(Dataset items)
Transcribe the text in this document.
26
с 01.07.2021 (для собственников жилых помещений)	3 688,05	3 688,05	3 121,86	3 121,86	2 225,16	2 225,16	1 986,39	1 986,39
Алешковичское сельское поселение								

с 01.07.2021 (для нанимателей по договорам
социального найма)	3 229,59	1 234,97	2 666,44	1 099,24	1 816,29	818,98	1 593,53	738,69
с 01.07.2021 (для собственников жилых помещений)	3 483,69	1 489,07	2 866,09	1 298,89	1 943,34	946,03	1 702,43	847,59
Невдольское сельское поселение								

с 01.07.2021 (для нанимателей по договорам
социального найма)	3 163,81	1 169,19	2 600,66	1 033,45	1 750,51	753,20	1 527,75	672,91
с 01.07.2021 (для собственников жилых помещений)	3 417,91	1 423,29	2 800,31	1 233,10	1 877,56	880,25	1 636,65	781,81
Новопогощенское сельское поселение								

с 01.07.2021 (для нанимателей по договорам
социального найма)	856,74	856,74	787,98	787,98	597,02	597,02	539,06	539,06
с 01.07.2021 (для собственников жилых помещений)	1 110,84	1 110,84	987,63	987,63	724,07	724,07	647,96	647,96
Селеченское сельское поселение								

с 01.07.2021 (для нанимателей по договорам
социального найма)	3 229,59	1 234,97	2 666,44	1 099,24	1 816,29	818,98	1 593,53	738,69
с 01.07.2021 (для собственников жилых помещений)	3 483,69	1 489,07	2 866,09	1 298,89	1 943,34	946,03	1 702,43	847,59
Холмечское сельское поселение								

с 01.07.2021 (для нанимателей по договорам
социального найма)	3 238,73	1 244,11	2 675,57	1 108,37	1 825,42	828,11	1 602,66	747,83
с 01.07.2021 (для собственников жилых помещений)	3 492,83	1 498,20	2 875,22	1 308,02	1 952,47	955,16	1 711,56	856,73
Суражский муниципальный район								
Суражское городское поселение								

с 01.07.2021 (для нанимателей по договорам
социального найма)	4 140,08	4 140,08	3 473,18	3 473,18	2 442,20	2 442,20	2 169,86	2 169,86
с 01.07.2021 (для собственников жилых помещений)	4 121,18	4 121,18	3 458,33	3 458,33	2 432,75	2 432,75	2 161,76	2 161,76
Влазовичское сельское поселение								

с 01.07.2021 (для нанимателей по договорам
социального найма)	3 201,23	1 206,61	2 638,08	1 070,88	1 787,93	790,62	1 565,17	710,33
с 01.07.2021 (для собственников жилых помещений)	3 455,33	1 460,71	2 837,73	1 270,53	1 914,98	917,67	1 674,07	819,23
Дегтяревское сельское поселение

- _What is required_
Reproduce each record exactly, leaving nothing out.

- _Answer for this exercise_
Transcribe the text in this document.
26
с 01.07.2021 (для собственников жилых помещений)	3 688,05	3 688,05	3 121,86	3 121,86	2 225,16	2 225,16	1 986,39	1 986,39
Алешковичское сельское поселение								

с 01.07.2021 (для нанимателей по договорам
социального найма)	3 229,59	1 234,97	2 666,44	1 099,24	1 816,29	818,98	1 593,53	738,69
с 01.07.2021 (для собственников жилых помещений)	3 483,69	1 489,07	2 866,09	1 298,89	1 943,34	946,03	1 702,43	847,59
Невдольское сельское поселение								

с 01.07.2021 (для нанимателей по договорам
социального найма)	3 163,81	1 169,19	2 600,66	1 033,45	1 750,51	753,20	1 527,75	672,91
с 01.07.2021 (для собственников жилых помещений)	3 417,91	1 423,29	2 800,31	1 233,10	1 877,56	880,25	1 636,65	781,81
Новопогощенское сельское поселение								

с 01.07.2021 (для нанимателей по договорам
социального найма)	856,74	856,74	787,98	787,98	597,02	597,02	539,06	539,06
с 01.07.2021 (для собственников жилых помещений)	1 110,84	1 110,84	987,63	987,63	724,07	724,07	647,96	647,96
Селеченское сельское поселение								

с 01.07.2021 (для нанимателей по договорам
социального найма)	3 229,59	1 234,97	2 666,44	1 099,24	1 816,29	818,98	1 593,53	738,69
с 01.07.2021 (для собственников жилых помещений)	3 483,69	1 489,07	2 866,09	1 298,89	1 943,34	946,03	1 702,43	847,59
Холмечское сельское поселение								

с 01.07.2021 (для нанимателей по договорам
социального найма)	3 238,73	1 244,11	2 675,57	1 108,37	1 825,42	828,11	1 602,66	747,83
с 01.07.2021 (для собственников жилых помещений)	3 492,83	1 498,20	2 875,22	1 308,02	1 952,47	955,16	1 711,56	856,73
Суражский муниципальный район								
Суражское городское поселение								

с 01.07.2021 (для нанимателей по договорам
социального найма)	4 140,08	4 140,08	3 473,18	3 473,18	2 442,20	2 442,20	2 169,86	2 169,86
с 01.07.2021 (для собственников жилых помещений)	4 121,18	4 121,18	3 458,33	3 458,33	2 432,75	2 432,75	2 161,76	2 161,76
Влазовичское сельское поселение								

с 01.07.2021 (для нанимателей по договорам
социального найма)	3 201,23	1 206,61	2 638,08	1 070,88	1 787,93	790,62	1 565,17	710,33
с 01.07.2021 (для собственников жилых помещений)	3 455,33	1 460,71	2 837,73	1 270,53	1 914,98	917,67	1 674,07	819,23
Дегтяревское сельское поселение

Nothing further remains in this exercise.